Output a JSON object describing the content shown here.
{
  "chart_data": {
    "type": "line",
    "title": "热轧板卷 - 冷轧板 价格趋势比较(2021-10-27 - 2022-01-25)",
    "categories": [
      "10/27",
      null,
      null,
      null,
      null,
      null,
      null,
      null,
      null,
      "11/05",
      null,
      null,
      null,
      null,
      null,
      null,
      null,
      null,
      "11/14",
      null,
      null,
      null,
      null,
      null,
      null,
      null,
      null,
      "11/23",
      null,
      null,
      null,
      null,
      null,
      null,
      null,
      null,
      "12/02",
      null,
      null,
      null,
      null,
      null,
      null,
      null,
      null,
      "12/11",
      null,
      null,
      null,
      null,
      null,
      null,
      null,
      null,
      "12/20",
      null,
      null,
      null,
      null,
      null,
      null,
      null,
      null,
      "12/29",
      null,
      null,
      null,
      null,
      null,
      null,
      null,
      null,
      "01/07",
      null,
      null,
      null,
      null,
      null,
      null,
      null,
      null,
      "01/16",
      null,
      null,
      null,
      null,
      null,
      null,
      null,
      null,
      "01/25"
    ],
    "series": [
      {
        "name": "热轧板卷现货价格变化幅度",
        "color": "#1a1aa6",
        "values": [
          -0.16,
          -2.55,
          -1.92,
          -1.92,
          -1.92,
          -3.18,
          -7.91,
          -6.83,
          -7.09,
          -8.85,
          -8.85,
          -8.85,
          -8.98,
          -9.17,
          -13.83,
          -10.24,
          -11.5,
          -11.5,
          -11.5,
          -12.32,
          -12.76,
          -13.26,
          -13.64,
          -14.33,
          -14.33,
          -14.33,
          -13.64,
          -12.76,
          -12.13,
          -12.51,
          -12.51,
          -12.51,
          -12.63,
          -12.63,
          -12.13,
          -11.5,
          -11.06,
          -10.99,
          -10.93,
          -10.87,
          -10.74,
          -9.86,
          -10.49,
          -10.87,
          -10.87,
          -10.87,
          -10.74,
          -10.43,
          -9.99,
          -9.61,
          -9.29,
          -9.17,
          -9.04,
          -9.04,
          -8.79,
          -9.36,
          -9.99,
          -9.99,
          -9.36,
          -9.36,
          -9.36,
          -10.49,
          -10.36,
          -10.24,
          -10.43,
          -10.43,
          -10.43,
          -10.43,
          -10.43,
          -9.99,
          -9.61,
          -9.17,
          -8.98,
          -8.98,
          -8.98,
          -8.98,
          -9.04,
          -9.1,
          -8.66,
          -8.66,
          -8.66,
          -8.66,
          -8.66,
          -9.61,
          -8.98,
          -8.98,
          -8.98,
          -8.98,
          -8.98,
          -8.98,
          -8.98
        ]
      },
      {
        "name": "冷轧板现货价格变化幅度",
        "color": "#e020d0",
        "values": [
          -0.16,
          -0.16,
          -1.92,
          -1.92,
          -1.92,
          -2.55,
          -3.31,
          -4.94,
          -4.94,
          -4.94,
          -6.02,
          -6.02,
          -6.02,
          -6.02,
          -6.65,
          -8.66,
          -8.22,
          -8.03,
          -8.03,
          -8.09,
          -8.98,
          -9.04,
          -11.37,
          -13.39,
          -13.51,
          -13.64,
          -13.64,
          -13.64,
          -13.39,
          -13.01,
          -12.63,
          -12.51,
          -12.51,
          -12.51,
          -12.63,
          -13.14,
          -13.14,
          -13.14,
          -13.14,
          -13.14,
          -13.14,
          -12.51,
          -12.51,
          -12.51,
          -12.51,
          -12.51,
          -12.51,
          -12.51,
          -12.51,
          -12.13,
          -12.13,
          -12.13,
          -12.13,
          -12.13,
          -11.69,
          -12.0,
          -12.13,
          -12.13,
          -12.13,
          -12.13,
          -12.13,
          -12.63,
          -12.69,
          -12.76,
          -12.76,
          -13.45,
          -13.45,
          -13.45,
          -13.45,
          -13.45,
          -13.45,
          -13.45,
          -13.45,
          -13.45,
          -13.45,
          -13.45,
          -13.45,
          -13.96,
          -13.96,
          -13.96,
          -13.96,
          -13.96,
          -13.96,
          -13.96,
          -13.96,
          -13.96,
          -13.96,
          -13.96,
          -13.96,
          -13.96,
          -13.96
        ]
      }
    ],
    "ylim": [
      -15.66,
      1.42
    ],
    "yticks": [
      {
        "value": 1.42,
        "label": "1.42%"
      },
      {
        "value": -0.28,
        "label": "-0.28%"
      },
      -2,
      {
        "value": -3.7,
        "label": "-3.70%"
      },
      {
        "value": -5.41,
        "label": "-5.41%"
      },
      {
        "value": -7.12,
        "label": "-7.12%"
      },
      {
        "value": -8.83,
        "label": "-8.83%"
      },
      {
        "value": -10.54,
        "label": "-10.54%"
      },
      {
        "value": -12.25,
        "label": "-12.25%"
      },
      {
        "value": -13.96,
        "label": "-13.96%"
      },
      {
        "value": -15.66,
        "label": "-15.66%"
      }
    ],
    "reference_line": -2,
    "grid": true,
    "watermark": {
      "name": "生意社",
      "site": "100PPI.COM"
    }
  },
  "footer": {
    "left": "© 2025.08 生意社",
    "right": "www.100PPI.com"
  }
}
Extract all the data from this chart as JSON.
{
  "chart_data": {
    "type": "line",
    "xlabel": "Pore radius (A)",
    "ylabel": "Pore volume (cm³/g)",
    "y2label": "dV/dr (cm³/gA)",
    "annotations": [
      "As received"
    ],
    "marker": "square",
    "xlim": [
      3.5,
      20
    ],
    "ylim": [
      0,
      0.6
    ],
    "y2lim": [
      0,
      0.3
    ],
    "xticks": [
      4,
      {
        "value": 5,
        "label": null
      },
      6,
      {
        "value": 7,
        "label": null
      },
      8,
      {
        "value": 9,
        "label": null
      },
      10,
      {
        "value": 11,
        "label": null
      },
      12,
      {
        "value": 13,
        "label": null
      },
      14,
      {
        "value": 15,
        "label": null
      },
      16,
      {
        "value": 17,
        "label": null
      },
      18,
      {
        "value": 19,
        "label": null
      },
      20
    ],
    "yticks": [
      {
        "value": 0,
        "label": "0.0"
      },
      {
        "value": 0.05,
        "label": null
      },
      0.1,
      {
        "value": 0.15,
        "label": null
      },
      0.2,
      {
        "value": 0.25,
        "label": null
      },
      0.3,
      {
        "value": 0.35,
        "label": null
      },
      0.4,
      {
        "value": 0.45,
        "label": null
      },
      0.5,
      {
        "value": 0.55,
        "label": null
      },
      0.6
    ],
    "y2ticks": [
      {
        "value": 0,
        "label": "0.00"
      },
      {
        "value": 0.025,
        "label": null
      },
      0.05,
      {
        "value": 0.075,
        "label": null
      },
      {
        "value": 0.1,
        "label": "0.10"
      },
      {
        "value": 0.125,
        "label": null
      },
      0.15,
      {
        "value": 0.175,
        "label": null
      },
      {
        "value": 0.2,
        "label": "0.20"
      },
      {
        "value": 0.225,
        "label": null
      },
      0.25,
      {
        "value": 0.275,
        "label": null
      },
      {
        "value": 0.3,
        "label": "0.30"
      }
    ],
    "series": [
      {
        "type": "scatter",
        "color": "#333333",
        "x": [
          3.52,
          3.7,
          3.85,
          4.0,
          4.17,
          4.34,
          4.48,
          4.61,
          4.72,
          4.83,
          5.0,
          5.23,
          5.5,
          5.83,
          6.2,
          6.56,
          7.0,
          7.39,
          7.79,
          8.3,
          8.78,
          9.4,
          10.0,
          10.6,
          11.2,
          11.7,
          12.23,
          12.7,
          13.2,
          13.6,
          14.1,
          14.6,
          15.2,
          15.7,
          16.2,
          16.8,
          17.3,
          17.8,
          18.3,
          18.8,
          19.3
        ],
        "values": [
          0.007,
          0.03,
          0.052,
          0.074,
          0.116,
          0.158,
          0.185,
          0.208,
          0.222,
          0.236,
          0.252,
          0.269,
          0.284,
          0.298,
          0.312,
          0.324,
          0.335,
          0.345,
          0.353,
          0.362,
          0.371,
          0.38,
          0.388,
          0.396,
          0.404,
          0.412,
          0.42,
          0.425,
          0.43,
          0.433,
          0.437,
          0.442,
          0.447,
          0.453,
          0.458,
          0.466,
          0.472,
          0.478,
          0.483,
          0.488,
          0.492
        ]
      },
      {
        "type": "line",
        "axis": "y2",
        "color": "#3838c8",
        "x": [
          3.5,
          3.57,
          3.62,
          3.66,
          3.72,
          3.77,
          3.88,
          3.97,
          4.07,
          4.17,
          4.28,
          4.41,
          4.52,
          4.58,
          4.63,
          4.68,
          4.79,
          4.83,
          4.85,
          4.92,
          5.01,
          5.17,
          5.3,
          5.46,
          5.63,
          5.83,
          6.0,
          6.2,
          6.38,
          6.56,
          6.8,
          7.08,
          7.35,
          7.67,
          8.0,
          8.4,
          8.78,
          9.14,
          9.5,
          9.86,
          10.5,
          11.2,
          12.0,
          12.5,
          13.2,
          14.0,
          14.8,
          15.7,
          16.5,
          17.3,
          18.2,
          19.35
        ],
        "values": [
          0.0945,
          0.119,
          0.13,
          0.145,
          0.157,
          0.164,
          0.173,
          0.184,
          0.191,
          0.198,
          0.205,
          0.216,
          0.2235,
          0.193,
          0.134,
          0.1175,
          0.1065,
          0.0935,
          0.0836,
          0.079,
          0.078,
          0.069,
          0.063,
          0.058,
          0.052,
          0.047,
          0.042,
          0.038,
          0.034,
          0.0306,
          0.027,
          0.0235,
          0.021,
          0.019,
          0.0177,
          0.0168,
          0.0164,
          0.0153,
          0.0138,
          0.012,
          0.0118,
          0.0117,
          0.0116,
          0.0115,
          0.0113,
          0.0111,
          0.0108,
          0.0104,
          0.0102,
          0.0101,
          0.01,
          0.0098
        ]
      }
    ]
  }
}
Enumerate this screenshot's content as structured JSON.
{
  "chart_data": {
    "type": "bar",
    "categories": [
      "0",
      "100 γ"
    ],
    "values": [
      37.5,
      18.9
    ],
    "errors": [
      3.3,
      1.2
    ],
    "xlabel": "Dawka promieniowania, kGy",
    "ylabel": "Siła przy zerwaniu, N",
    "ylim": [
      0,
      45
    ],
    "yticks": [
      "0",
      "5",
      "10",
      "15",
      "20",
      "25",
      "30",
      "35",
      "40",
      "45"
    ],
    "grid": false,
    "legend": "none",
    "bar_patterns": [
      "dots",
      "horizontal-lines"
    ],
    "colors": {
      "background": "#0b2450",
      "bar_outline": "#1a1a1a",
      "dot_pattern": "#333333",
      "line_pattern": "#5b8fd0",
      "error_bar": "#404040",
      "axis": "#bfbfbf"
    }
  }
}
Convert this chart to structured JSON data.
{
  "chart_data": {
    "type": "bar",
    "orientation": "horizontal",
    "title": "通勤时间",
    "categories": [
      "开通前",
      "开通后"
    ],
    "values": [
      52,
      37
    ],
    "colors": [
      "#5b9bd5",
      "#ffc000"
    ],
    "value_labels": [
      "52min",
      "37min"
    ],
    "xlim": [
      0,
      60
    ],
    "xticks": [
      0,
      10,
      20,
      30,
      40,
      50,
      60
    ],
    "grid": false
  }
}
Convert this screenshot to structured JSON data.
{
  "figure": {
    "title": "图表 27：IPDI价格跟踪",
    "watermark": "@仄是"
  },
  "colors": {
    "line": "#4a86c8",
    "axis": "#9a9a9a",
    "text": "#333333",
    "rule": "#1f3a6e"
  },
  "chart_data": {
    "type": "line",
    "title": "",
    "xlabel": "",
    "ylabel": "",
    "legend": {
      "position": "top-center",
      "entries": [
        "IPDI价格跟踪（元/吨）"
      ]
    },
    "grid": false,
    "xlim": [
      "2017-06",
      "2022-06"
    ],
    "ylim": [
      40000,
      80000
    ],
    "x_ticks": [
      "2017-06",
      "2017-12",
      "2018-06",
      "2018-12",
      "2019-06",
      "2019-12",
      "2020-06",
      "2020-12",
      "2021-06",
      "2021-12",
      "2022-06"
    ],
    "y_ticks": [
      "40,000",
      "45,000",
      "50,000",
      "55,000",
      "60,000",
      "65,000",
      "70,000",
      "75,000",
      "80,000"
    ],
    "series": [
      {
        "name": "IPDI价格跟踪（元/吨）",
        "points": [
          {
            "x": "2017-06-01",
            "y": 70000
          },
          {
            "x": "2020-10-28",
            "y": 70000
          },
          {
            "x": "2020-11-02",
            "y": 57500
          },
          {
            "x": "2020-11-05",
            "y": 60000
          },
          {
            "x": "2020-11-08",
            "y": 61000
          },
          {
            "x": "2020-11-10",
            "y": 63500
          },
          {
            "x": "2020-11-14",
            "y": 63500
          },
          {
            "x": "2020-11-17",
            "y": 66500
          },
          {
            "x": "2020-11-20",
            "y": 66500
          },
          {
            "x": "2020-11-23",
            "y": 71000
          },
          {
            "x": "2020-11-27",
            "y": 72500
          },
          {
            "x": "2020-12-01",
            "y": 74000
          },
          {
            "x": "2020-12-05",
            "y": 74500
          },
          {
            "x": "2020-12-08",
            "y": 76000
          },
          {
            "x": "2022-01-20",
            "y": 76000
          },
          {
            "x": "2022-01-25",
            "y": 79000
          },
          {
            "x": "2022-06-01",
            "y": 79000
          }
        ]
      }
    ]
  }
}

Challenge: Check each line of the data above for the string "structured", then report how many lines have it, with no other words.

Exercise response: 3